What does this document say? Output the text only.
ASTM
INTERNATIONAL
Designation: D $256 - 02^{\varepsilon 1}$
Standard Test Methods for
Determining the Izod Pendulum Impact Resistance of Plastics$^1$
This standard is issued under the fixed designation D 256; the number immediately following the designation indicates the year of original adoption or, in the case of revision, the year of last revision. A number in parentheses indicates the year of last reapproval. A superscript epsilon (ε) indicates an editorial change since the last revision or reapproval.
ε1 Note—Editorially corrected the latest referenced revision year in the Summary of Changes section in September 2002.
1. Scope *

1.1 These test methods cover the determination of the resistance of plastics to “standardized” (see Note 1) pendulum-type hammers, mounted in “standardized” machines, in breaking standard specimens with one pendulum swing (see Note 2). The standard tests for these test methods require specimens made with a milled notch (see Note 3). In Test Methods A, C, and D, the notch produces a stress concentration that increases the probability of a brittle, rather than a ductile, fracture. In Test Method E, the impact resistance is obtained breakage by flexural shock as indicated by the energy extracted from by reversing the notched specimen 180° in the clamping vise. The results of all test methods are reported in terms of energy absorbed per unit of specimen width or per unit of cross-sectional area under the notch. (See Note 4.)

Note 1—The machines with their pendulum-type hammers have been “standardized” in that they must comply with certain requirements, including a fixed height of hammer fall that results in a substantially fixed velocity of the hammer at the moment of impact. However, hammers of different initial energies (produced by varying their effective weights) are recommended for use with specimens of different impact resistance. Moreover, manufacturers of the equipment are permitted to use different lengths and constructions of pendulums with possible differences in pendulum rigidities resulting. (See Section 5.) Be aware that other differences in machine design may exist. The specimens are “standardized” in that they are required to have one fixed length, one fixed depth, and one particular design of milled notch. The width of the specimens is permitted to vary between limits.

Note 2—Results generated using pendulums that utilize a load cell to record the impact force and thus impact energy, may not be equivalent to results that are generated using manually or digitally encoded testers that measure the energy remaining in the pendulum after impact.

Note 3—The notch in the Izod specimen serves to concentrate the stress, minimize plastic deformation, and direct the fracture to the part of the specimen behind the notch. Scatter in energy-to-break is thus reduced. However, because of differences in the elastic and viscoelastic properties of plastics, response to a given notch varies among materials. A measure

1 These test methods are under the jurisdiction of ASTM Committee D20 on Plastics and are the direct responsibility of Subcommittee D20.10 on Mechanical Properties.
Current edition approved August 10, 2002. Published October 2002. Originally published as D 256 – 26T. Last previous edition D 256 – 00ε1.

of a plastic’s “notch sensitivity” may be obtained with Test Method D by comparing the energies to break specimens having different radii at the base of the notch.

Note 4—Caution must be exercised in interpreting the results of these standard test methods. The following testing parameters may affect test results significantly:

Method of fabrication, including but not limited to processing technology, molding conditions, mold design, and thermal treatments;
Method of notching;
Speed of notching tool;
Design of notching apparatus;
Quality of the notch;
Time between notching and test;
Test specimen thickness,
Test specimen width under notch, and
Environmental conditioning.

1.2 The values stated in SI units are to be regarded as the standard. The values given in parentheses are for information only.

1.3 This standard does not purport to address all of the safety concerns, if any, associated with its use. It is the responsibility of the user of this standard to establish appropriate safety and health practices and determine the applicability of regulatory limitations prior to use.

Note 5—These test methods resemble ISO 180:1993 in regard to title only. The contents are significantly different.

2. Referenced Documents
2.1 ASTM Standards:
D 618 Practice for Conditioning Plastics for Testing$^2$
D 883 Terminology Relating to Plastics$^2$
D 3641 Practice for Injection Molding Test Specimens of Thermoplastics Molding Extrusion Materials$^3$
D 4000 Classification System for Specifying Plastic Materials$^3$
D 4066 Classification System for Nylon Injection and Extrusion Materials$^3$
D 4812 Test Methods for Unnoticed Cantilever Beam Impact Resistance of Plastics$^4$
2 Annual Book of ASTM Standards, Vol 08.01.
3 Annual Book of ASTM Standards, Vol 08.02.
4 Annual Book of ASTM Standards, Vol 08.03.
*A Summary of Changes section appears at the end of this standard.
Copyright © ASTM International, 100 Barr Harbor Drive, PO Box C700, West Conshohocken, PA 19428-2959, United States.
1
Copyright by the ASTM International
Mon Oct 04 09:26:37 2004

────────────────────

**Work to do:** Reproduce the data in full, exactly as presented.

**Reply to the exercise:**
What does this document say? Output the text only.
ASTM
INTERNATIONAL
Designation: D $256 - 02^{\varepsilon 1}$
Standard Test Methods for
Determining the Izod Pendulum Impact Resistance of Plastics$^1$
This standard is issued under the fixed designation D 256; the number immediately following the designation indicates the year of original adoption or, in the case of revision, the year of last revision. A number in parentheses indicates the year of last reapproval. A superscript epsilon (ε) indicates an editorial change since the last revision or reapproval.
ε1 Note—Editorially corrected the latest referenced revision year in the Summary of Changes section in September 2002.
1. Scope *

1.1 These test methods cover the determination of the resistance of plastics to “standardized” (see Note 1) pendulum-type hammers, mounted in “standardized” machines, in breaking standard specimens with one pendulum swing (see Note 2). The standard tests for these test methods require specimens made with a milled notch (see Note 3). In Test Methods A, C, and D, the notch produces a stress concentration that increases the probability of a brittle, rather than a ductile, fracture. In Test Method E, the impact resistance is obtained breakage by flexural shock as indicated by the energy extracted from by reversing the notched specimen 180° in the clamping vise. The results of all test methods are reported in terms of energy absorbed per unit of specimen width or per unit of cross-sectional area under the notch. (See Note 4.)

Note 1—The machines with their pendulum-type hammers have been “standardized” in that they must comply with certain requirements, including a fixed height of hammer fall that results in a substantially fixed velocity of the hammer at the moment of impact. However, hammers of different initial energies (produced by varying their effective weights) are recommended for use with specimens of different impact resistance. Moreover, manufacturers of the equipment are permitted to use different lengths and constructions of pendulums with possible differences in pendulum rigidities resulting. (See Section 5.) Be aware that other differences in machine design may exist. The specimens are “standardized” in that they are required to have one fixed length, one fixed depth, and one particular design of milled notch. The width of the specimens is permitted to vary between limits.

Note 2—Results generated using pendulums that utilize a load cell to record the impact force and thus impact energy, may not be equivalent to results that are generated using manually or digitally encoded testers that measure the energy remaining in the pendulum after impact.

Note 3—The notch in the Izod specimen serves to concentrate the stress, minimize plastic deformation, and direct the fracture to the part of the specimen behind the notch. Scatter in energy-to-break is thus reduced. However, because of differences in the elastic and viscoelastic properties of plastics, response to a given notch varies among materials. A measure

1 These test methods are under the jurisdiction of ASTM Committee D20 on Plastics and are the direct responsibility of Subcommittee D20.10 on Mechanical Properties.
Current edition approved August 10, 2002. Published October 2002. Originally published as D 256 – 26T. Last previous edition D 256 – 00ε1.

of a plastic’s “notch sensitivity” may be obtained with Test Method D by comparing the energies to break specimens having different radii at the base of the notch.

Note 4—Caution must be exercised in interpreting the results of these standard test methods. The following testing parameters may affect test results significantly:

Method of fabrication, including but not limited to processing technology, molding conditions, mold design, and thermal treatments;
Method of notching;
Speed of notching tool;
Design of notching apparatus;
Quality of the notch;
Time between notching and test;
Test specimen thickness,
Test specimen width under notch, and
Environmental conditioning.

1.2 The values stated in SI units are to be regarded as the standard. The values given in parentheses are for information only.

1.3 This standard does not purport to address all of the safety concerns, if any, associated with its use. It is the responsibility of the user of this standard to establish appropriate safety and health practices and determine the applicability of regulatory limitations prior to use.

Note 5—These test methods resemble ISO 180:1993 in regard to title only. The contents are significantly different.

2. Referenced Documents
2.1 ASTM Standards:
D 618 Practice for Conditioning Plastics for Testing$^2$
D 883 Terminology Relating to Plastics$^2$
D 3641 Practice for Injection Molding Test Specimens of Thermoplastics Molding Extrusion Materials$^3$
D 4000 Classification System for Specifying Plastic Materials$^3$
D 4066 Classification System for Nylon Injection and Extrusion Materials$^3$
D 4812 Test Methods for Unnoticed Cantilever Beam Impact Resistance of Plastics$^4$
2 Annual Book of ASTM Standards, Vol 08.01.
3 Annual Book of ASTM Standards, Vol 08.02.
4 Annual Book of ASTM Standards, Vol 08.03.
*A Summary of Changes section appears at the end of this standard.
Copyright © ASTM International, 100 Barr Harbor Drive, PO Box C700, West Conshohocken, PA 19428-2959, United States.
1
Copyright by the ASTM International
Mon Oct 04 09:26:37 2004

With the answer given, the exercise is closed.